● **Dataset records**
——————

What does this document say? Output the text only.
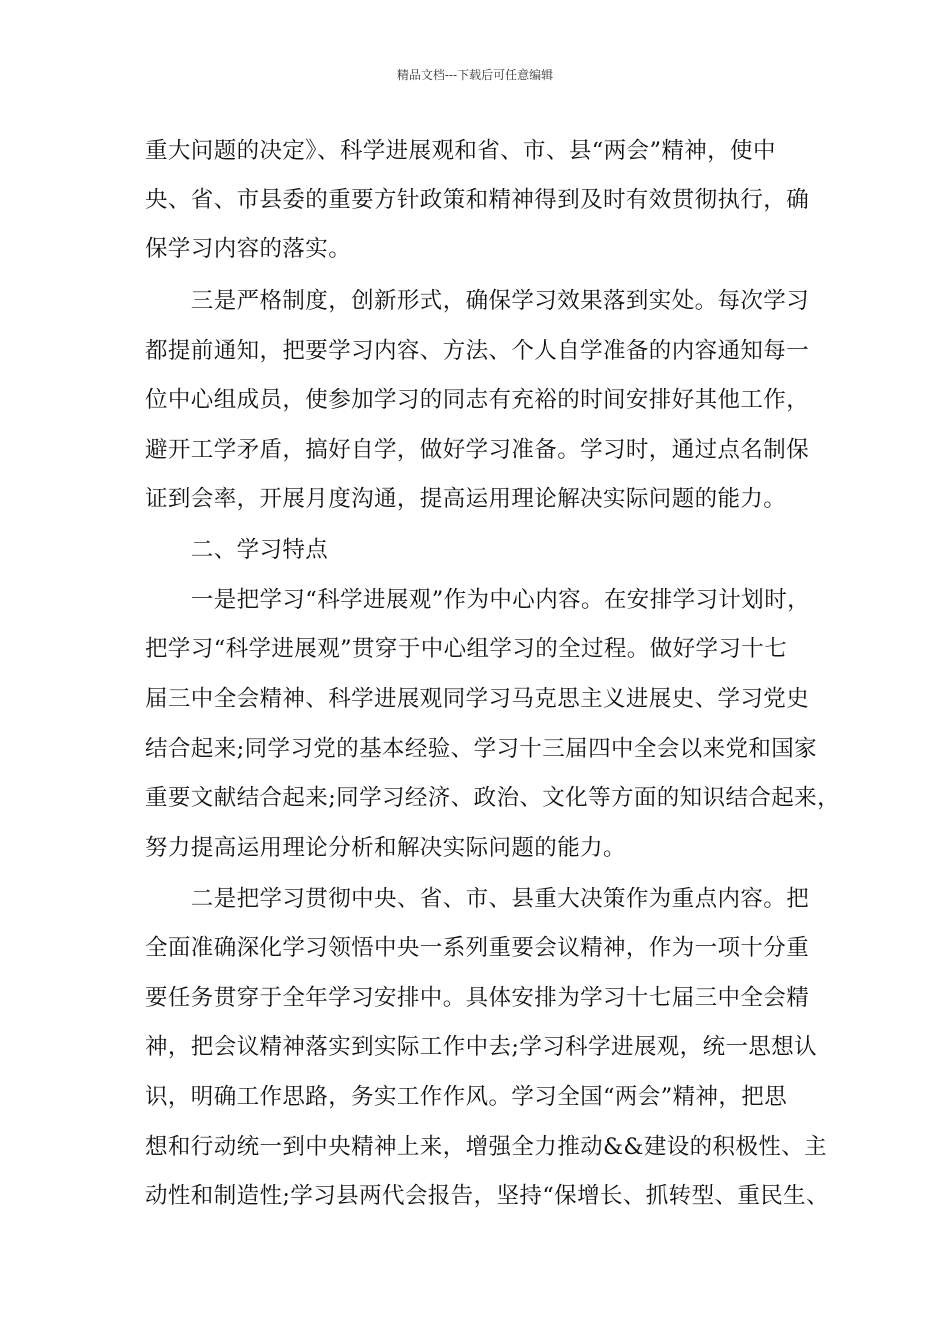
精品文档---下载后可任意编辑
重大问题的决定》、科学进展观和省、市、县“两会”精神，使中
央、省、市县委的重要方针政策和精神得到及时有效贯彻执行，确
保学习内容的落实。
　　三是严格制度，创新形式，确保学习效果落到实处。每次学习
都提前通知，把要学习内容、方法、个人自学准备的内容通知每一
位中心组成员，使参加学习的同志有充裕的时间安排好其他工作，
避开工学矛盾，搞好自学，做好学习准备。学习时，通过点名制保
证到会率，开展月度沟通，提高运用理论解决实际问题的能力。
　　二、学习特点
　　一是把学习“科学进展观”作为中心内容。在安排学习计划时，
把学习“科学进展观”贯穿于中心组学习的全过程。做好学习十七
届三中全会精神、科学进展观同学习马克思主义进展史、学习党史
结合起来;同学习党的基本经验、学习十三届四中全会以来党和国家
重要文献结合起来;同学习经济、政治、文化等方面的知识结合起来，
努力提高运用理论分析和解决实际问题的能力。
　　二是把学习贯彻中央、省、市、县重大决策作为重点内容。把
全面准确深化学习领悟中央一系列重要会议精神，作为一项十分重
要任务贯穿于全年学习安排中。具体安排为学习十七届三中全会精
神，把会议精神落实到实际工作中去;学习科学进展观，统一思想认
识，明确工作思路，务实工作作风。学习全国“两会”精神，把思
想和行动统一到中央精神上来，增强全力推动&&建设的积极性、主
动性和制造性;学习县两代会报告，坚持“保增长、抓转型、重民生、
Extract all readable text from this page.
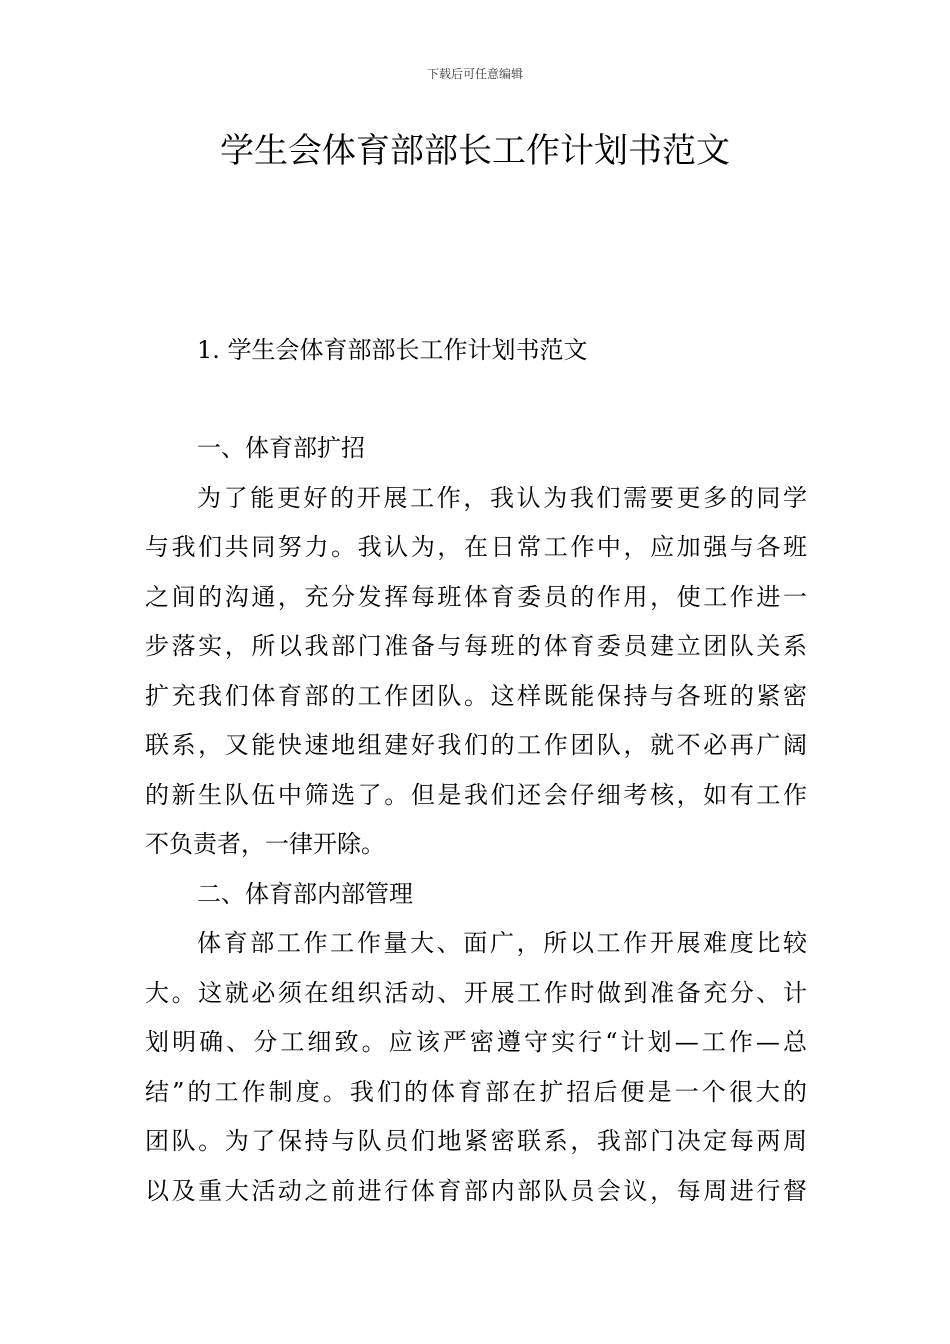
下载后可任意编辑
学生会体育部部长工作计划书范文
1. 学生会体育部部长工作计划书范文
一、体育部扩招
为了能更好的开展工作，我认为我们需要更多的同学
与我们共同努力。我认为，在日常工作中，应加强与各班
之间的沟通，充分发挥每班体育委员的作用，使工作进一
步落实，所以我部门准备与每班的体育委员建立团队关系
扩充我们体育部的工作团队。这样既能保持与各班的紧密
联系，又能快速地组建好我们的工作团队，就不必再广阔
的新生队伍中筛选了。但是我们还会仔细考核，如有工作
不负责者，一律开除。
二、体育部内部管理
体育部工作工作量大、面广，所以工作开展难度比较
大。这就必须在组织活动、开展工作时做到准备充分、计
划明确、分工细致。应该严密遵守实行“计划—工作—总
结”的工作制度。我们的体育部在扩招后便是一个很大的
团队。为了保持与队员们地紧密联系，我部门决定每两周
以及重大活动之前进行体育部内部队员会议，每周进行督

——————

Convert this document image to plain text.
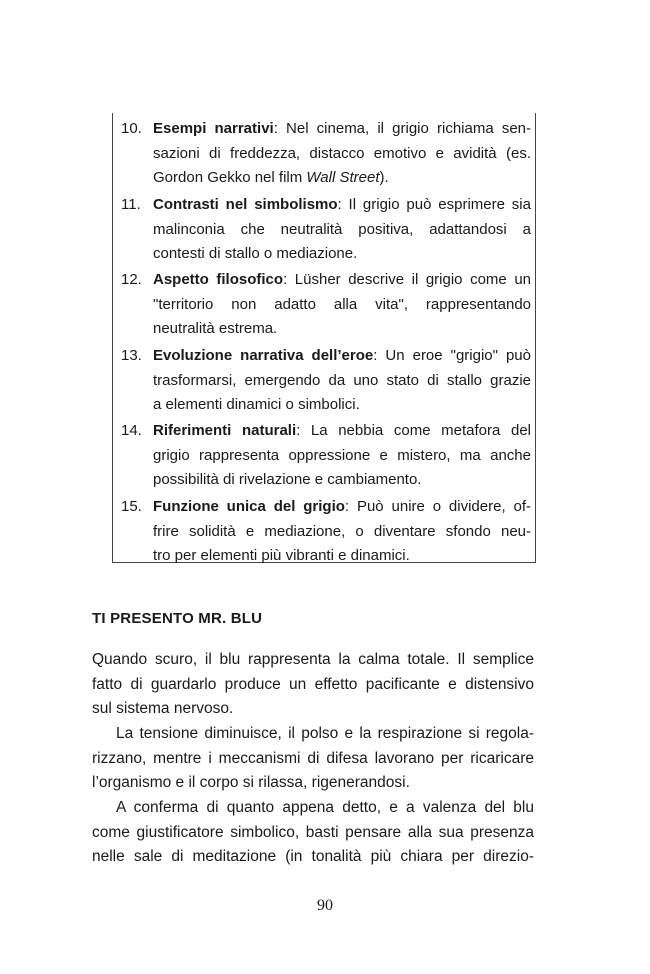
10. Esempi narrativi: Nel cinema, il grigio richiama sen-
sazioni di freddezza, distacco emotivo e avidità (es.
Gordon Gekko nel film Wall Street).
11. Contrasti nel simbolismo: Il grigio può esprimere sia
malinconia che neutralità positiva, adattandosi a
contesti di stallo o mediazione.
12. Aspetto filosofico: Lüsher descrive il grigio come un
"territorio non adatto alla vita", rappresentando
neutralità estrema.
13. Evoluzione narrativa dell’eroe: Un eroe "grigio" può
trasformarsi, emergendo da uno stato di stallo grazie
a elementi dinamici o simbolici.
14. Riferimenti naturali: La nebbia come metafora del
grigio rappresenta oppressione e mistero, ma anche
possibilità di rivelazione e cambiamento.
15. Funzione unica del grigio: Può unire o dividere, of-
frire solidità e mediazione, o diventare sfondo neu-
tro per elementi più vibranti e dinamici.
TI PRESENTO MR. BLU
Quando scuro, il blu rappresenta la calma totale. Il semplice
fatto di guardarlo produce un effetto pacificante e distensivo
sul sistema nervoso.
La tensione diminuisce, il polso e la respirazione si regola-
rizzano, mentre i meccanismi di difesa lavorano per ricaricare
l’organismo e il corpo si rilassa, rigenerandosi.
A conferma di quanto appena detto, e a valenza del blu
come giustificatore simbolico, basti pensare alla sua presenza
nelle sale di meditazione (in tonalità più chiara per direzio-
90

——————

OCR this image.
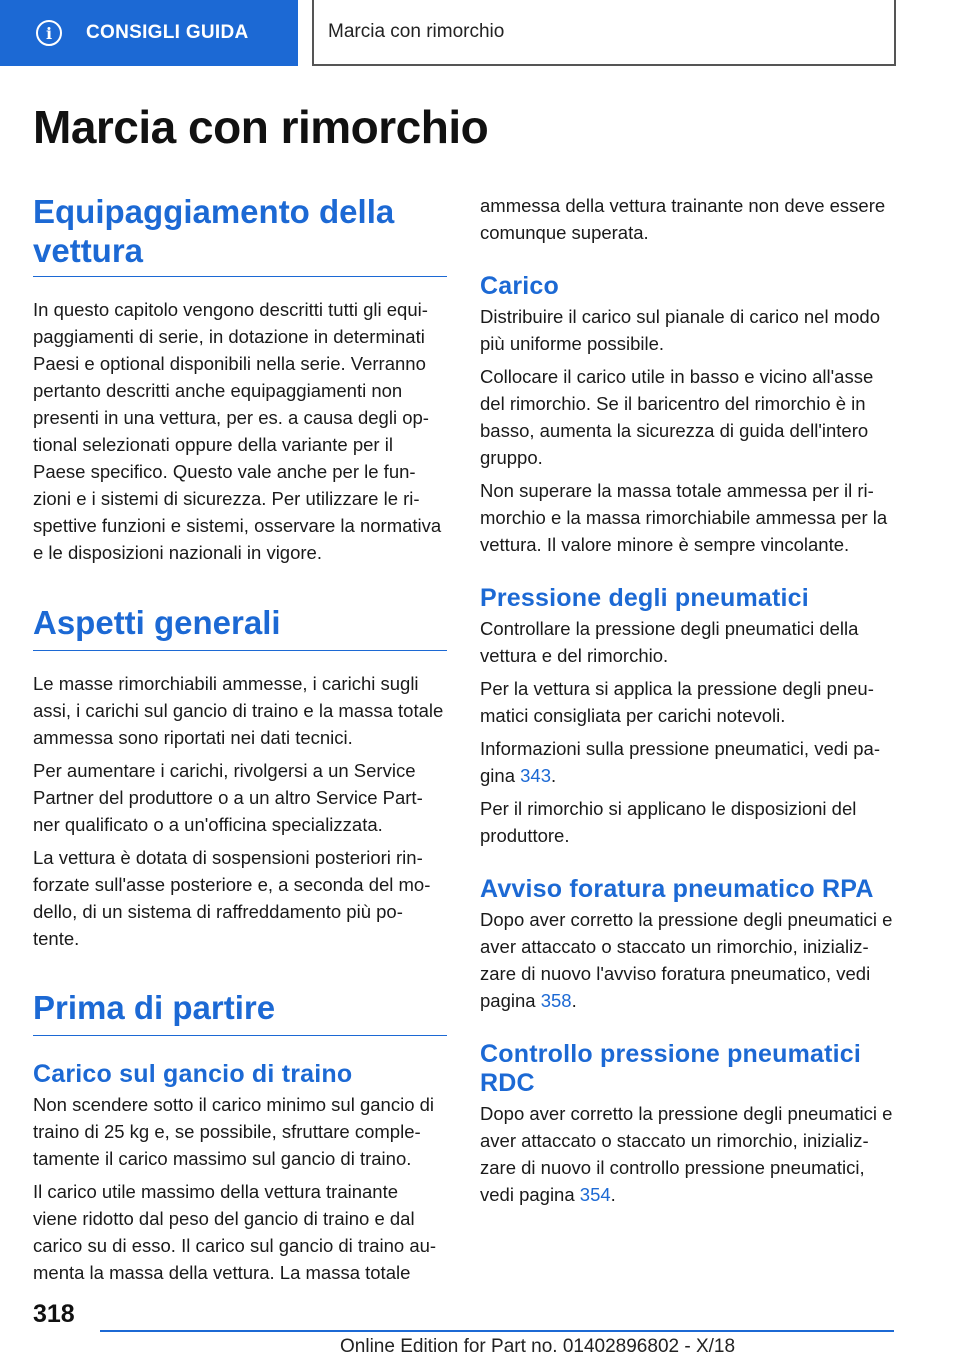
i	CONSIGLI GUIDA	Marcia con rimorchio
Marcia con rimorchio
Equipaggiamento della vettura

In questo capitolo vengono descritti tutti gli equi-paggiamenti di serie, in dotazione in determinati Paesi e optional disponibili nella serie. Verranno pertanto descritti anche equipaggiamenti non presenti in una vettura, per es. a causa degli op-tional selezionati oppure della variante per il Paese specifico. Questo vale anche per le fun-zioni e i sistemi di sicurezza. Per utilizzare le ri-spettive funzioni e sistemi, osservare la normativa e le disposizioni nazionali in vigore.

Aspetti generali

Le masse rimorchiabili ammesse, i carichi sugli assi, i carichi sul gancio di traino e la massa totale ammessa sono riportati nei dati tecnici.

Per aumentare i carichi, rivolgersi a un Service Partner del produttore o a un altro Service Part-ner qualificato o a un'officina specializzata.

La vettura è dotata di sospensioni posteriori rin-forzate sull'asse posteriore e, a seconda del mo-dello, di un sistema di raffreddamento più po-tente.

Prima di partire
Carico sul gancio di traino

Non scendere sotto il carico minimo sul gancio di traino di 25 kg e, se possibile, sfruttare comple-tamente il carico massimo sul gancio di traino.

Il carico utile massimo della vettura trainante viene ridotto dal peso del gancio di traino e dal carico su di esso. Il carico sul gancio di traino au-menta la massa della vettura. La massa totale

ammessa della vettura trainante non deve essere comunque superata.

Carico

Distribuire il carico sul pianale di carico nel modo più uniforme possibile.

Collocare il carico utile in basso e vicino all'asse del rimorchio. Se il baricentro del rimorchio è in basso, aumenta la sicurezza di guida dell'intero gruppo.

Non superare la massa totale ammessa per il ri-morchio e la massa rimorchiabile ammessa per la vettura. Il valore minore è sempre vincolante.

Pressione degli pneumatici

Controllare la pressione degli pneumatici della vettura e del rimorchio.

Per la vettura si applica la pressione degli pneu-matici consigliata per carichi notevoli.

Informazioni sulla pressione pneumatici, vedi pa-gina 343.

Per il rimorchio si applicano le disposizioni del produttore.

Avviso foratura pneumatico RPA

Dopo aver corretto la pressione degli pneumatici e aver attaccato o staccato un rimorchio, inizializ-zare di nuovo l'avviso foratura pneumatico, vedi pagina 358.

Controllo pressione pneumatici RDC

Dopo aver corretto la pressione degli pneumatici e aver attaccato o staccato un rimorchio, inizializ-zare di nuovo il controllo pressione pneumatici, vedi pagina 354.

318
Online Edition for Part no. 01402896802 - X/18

——————

● **What is being asked**
Of all the lines in the entries, how many contain the word "staccato"? Give only the number.

● **Complete answer**
2